Entries with figure data:
◇ ◇ ◇ ◇ ◇ ◇ ◇
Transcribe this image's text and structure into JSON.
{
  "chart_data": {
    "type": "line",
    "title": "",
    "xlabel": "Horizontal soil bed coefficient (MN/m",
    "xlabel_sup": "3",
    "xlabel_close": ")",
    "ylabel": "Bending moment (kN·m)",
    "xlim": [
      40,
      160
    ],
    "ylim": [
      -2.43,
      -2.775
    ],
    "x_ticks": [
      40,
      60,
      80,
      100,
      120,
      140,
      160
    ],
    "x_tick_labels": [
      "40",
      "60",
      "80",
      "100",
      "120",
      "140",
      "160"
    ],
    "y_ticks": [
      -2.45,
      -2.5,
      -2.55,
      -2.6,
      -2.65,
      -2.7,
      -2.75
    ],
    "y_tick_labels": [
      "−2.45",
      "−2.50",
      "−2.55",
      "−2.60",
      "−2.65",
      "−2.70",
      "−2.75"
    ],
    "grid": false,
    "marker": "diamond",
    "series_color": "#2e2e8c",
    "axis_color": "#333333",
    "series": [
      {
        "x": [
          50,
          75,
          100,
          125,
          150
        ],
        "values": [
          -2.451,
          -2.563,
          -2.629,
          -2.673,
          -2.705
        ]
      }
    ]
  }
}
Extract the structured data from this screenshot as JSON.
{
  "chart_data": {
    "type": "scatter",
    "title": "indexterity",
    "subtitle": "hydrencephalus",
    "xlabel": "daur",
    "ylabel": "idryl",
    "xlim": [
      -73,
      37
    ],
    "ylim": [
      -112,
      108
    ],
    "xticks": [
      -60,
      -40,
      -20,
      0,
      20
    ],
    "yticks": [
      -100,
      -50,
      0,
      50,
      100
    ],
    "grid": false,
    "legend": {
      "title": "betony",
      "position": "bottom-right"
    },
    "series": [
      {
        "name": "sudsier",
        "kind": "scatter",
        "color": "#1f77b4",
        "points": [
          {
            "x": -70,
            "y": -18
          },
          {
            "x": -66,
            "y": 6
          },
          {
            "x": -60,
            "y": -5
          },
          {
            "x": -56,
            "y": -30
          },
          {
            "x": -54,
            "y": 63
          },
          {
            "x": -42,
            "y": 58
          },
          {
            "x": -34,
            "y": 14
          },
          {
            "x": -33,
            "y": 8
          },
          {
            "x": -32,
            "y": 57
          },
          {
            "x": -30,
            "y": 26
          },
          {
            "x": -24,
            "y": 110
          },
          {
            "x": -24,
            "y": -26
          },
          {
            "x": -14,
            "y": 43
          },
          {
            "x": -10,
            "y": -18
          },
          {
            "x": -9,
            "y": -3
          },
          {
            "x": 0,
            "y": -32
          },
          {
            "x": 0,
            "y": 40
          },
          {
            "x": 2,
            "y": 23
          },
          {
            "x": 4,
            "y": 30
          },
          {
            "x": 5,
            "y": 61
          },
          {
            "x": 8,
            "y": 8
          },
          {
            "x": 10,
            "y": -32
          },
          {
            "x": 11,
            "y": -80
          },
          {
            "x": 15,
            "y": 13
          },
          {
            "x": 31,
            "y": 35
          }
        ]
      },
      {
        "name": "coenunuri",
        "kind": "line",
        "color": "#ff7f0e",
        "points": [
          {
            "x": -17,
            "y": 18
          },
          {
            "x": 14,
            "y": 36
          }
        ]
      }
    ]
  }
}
◇ ◇ ◇ ◇ ◇ ◇ ◇
- DIRECTION: Write the complete data out, exactly as above.

- RESPONSE TO THE EXERCISE:
Transcribe this image's text and structure into JSON.
{
  "chart_data": {
    "type": "line",
    "title": "",
    "xlabel": "Horizontal soil bed coefficient (MN/m",
    "xlabel_sup": "3",
    "xlabel_close": ")",
    "ylabel": "Bending moment (kN·m)",
    "xlim": [
      40,
      160
    ],
    "ylim": [
      -2.43,
      -2.775
    ],
    "x_ticks": [
      40,
      60,
      80,
      100,
      120,
      140,
      160
    ],
    "x_tick_labels": [
      "40",
      "60",
      "80",
      "100",
      "120",
      "140",
      "160"
    ],
    "y_ticks": [
      -2.45,
      -2.5,
      -2.55,
      -2.6,
      -2.65,
      -2.7,
      -2.75
    ],
    "y_tick_labels": [
      "−2.45",
      "−2.50",
      "−2.55",
      "−2.60",
      "−2.65",
      "−2.70",
      "−2.75"
    ],
    "grid": false,
    "marker": "diamond",
    "series_color": "#2e2e8c",
    "axis_color": "#333333",
    "series": [
      {
        "x": [
          50,
          75,
          100,
          125,
          150
        ],
        "values": [
          -2.451,
          -2.563,
          -2.629,
          -2.673,
          -2.705
        ]
      }
    ]
  }
}
Extract the structured data from this screenshot as JSON.
{
  "chart_data": {
    "type": "scatter",
    "title": "indexterity",
    "subtitle": "hydrencephalus",
    "xlabel": "daur",
    "ylabel": "idryl",
    "xlim": [
      -73,
      37
    ],
    "ylim": [
      -112,
      108
    ],
    "xticks": [
      -60,
      -40,
      -20,
      0,
      20
    ],
    "yticks": [
      -100,
      -50,
      0,
      50,
      100
    ],
    "grid": false,
    "legend": {
      "title": "betony",
      "position": "bottom-right"
    },
    "series": [
      {
        "name": "sudsier",
        "kind": "scatter",
        "color": "#1f77b4",
        "points": [
          {
            "x": -70,
            "y": -18
          },
          {
            "x": -66,
            "y": 6
          },
          {
            "x": -60,
            "y": -5
          },
          {
            "x": -56,
            "y": -30
          },
          {
            "x": -54,
            "y": 63
          },
          {
            "x": -42,
            "y": 58
          },
          {
            "x": -34,
            "y": 14
          },
          {
            "x": -33,
            "y": 8
          },
          {
            "x": -32,
            "y": 57
          },
          {
            "x": -30,
            "y": 26
          },
          {
            "x": -24,
            "y": 110
          },
          {
            "x": -24,
            "y": -26
          },
          {
            "x": -14,
            "y": 43
          },
          {
            "x": -10,
            "y": -18
          },
          {
            "x": -9,
            "y": -3
          },
          {
            "x": 0,
            "y": -32
          },
          {
            "x": 0,
            "y": 40
          },
          {
            "x": 2,
            "y": 23
          },
          {
            "x": 4,
            "y": 30
          },
          {
            "x": 5,
            "y": 61
          },
          {
            "x": 8,
            "y": 8
          },
          {
            "x": 10,
            "y": -32
          },
          {
            "x": 11,
            "y": -80
          },
          {
            "x": 15,
            "y": 13
          },
          {
            "x": 31,
            "y": 35
          }
        ]
      },
      {
        "name": "coenunuri",
        "kind": "line",
        "color": "#ff7f0e",
        "points": [
          {
            "x": -17,
            "y": 18
          },
          {
            "x": 14,
            "y": 36
          }
        ]
      }
    ]
  }
}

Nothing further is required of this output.